WHAT THE EXERCISE ASKS
Reproduce each line of the material precisely.

EXERCISE INPUTS
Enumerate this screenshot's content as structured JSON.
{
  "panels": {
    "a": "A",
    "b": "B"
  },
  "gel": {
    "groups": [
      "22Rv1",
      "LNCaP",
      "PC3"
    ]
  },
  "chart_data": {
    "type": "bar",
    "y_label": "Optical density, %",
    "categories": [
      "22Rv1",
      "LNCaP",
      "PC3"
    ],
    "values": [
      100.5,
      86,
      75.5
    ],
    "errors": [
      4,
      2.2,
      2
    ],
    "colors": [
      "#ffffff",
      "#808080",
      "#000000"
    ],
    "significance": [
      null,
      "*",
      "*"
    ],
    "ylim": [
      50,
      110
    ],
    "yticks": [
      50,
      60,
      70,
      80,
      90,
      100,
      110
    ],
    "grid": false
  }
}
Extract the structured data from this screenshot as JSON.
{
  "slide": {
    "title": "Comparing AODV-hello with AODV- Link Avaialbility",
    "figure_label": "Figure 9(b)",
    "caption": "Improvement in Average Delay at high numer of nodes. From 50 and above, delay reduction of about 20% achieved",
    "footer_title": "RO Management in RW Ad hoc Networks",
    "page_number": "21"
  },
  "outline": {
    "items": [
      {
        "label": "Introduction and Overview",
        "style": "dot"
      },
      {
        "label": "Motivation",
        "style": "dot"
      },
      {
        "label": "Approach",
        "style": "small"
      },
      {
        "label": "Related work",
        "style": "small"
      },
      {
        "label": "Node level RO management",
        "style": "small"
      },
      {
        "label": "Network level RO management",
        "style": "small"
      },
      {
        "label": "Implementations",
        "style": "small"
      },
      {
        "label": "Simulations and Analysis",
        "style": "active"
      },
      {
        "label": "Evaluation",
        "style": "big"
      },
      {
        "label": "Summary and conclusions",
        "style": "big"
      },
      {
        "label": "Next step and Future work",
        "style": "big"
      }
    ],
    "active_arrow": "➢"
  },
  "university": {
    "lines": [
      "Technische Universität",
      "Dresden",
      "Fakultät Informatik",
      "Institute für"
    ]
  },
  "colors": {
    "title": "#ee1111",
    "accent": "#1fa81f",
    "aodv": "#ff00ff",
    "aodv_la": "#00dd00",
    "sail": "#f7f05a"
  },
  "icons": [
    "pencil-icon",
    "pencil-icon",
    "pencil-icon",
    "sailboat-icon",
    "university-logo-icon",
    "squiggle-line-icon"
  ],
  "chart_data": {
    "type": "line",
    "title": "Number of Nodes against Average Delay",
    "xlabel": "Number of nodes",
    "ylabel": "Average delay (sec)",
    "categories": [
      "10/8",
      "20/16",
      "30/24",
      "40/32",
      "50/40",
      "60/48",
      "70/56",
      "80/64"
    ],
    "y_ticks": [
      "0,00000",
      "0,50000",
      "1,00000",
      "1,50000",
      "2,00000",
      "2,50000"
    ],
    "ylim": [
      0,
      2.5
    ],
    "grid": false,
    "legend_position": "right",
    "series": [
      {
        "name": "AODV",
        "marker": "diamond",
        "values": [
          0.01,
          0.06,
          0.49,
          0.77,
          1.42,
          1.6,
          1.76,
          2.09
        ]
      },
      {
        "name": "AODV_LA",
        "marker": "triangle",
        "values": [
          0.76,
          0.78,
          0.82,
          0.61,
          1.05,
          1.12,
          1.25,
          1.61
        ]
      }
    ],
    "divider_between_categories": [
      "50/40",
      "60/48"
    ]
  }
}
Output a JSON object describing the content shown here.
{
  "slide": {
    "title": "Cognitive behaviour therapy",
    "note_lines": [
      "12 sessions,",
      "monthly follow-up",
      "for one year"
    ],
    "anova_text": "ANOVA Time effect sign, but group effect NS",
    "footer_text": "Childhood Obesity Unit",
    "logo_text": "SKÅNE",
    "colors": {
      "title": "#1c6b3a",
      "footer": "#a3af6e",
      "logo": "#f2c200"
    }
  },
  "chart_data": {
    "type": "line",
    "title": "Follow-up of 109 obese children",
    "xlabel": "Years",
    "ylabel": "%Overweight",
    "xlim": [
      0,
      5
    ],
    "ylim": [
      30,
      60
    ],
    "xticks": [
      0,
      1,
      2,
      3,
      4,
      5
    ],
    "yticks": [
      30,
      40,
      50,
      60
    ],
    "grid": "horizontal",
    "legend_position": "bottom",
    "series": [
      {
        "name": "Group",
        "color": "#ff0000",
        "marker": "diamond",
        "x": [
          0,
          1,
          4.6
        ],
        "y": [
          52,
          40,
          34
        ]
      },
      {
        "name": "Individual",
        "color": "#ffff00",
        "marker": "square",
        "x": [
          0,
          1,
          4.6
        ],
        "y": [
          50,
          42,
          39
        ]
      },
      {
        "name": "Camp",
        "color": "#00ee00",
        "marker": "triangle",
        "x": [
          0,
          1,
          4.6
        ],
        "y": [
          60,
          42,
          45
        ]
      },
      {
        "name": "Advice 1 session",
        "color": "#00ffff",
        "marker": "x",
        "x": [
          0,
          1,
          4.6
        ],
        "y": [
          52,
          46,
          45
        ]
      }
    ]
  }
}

EXERCISE ANSWER
Enumerate this screenshot's content as structured JSON.
{
  "panels": {
    "a": "A",
    "b": "B"
  },
  "gel": {
    "groups": [
      "22Rv1",
      "LNCaP",
      "PC3"
    ]
  },
  "chart_data": {
    "type": "bar",
    "y_label": "Optical density, %",
    "categories": [
      "22Rv1",
      "LNCaP",
      "PC3"
    ],
    "values": [
      100.5,
      86,
      75.5
    ],
    "errors": [
      4,
      2.2,
      2
    ],
    "colors": [
      "#ffffff",
      "#808080",
      "#000000"
    ],
    "significance": [
      null,
      "*",
      "*"
    ],
    "ylim": [
      50,
      110
    ],
    "yticks": [
      50,
      60,
      70,
      80,
      90,
      100,
      110
    ],
    "grid": false
  }
}
Extract the structured data from this screenshot as JSON.
{
  "slide": {
    "title": "Comparing AODV-hello with AODV- Link Avaialbility",
    "figure_label": "Figure 9(b)",
    "caption": "Improvement in Average Delay at high numer of nodes. From 50 and above, delay reduction of about 20% achieved",
    "footer_title": "RO Management in RW Ad hoc Networks",
    "page_number": "21"
  },
  "outline": {
    "items": [
      {
        "label": "Introduction and Overview",
        "style": "dot"
      },
      {
        "label": "Motivation",
        "style": "dot"
      },
      {
        "label": "Approach",
        "style": "small"
      },
      {
        "label": "Related work",
        "style": "small"
      },
      {
        "label": "Node level RO management",
        "style": "small"
      },
      {
        "label": "Network level RO management",
        "style": "small"
      },
      {
        "label": "Implementations",
        "style": "small"
      },
      {
        "label": "Simulations and Analysis",
        "style": "active"
      },
      {
        "label": "Evaluation",
        "style": "big"
      },
      {
        "label": "Summary and conclusions",
        "style": "big"
      },
      {
        "label": "Next step and Future work",
        "style": "big"
      }
    ],
    "active_arrow": "➢"
  },
  "university": {
    "lines": [
      "Technische Universität",
      "Dresden",
      "Fakultät Informatik",
      "Institute für"
    ]
  },
  "colors": {
    "title": "#ee1111",
    "accent": "#1fa81f",
    "aodv": "#ff00ff",
    "aodv_la": "#00dd00",
    "sail": "#f7f05a"
  },
  "icons": [
    "pencil-icon",
    "pencil-icon",
    "pencil-icon",
    "sailboat-icon",
    "university-logo-icon",
    "squiggle-line-icon"
  ],
  "chart_data": {
    "type": "line",
    "title": "Number of Nodes against Average Delay",
    "xlabel": "Number of nodes",
    "ylabel": "Average delay (sec)",
    "categories": [
      "10/8",
      "20/16",
      "30/24",
      "40/32",
      "50/40",
      "60/48",
      "70/56",
      "80/64"
    ],
    "y_ticks": [
      "0,00000",
      "0,50000",
      "1,00000",
      "1,50000",
      "2,00000",
      "2,50000"
    ],
    "ylim": [
      0,
      2.5
    ],
    "grid": false,
    "legend_position": "right",
    "series": [
      {
        "name": "AODV",
        "marker": "diamond",
        "values": [
          0.01,
          0.06,
          0.49,
          0.77,
          1.42,
          1.6,
          1.76,
          2.09
        ]
      },
      {
        "name": "AODV_LA",
        "marker": "triangle",
        "values": [
          0.76,
          0.78,
          0.82,
          0.61,
          1.05,
          1.12,
          1.25,
          1.61
        ]
      }
    ],
    "divider_between_categories": [
      "50/40",
      "60/48"
    ]
  }
}
Output a JSON object describing the content shown here.
{
  "slide": {
    "title": "Cognitive behaviour therapy",
    "note_lines": [
      "12 sessions,",
      "monthly follow-up",
      "for one year"
    ],
    "anova_text": "ANOVA Time effect sign, but group effect NS",
    "footer_text": "Childhood Obesity Unit",
    "logo_text": "SKÅNE",
    "colors": {
      "title": "#1c6b3a",
      "footer": "#a3af6e",
      "logo": "#f2c200"
    }
  },
  "chart_data": {
    "type": "line",
    "title": "Follow-up of 109 obese children",
    "xlabel": "Years",
    "ylabel": "%Overweight",
    "xlim": [
      0,
      5
    ],
    "ylim": [
      30,
      60
    ],
    "xticks": [
      0,
      1,
      2,
      3,
      4,
      5
    ],
    "yticks": [
      30,
      40,
      50,
      60
    ],
    "grid": "horizontal",
    "legend_position": "bottom",
    "series": [
      {
        "name": "Group",
        "color": "#ff0000",
        "marker": "diamond",
        "x": [
          0,
          1,
          4.6
        ],
        "y": [
          52,
          40,
          34
        ]
      },
      {
        "name": "Individual",
        "color": "#ffff00",
        "marker": "square",
        "x": [
          0,
          1,
          4.6
        ],
        "y": [
          50,
          42,
          39
        ]
      },
      {
        "name": "Camp",
        "color": "#00ee00",
        "marker": "triangle",
        "x": [
          0,
          1,
          4.6
        ],
        "y": [
          60,
          42,
          45
        ]
      },
      {
        "name": "Advice 1 session",
        "color": "#00ffff",
        "marker": "x",
        "x": [
          0,
          1,
          4.6
        ],
        "y": [
          52,
          46,
          45
        ]
      }
    ]
  }
}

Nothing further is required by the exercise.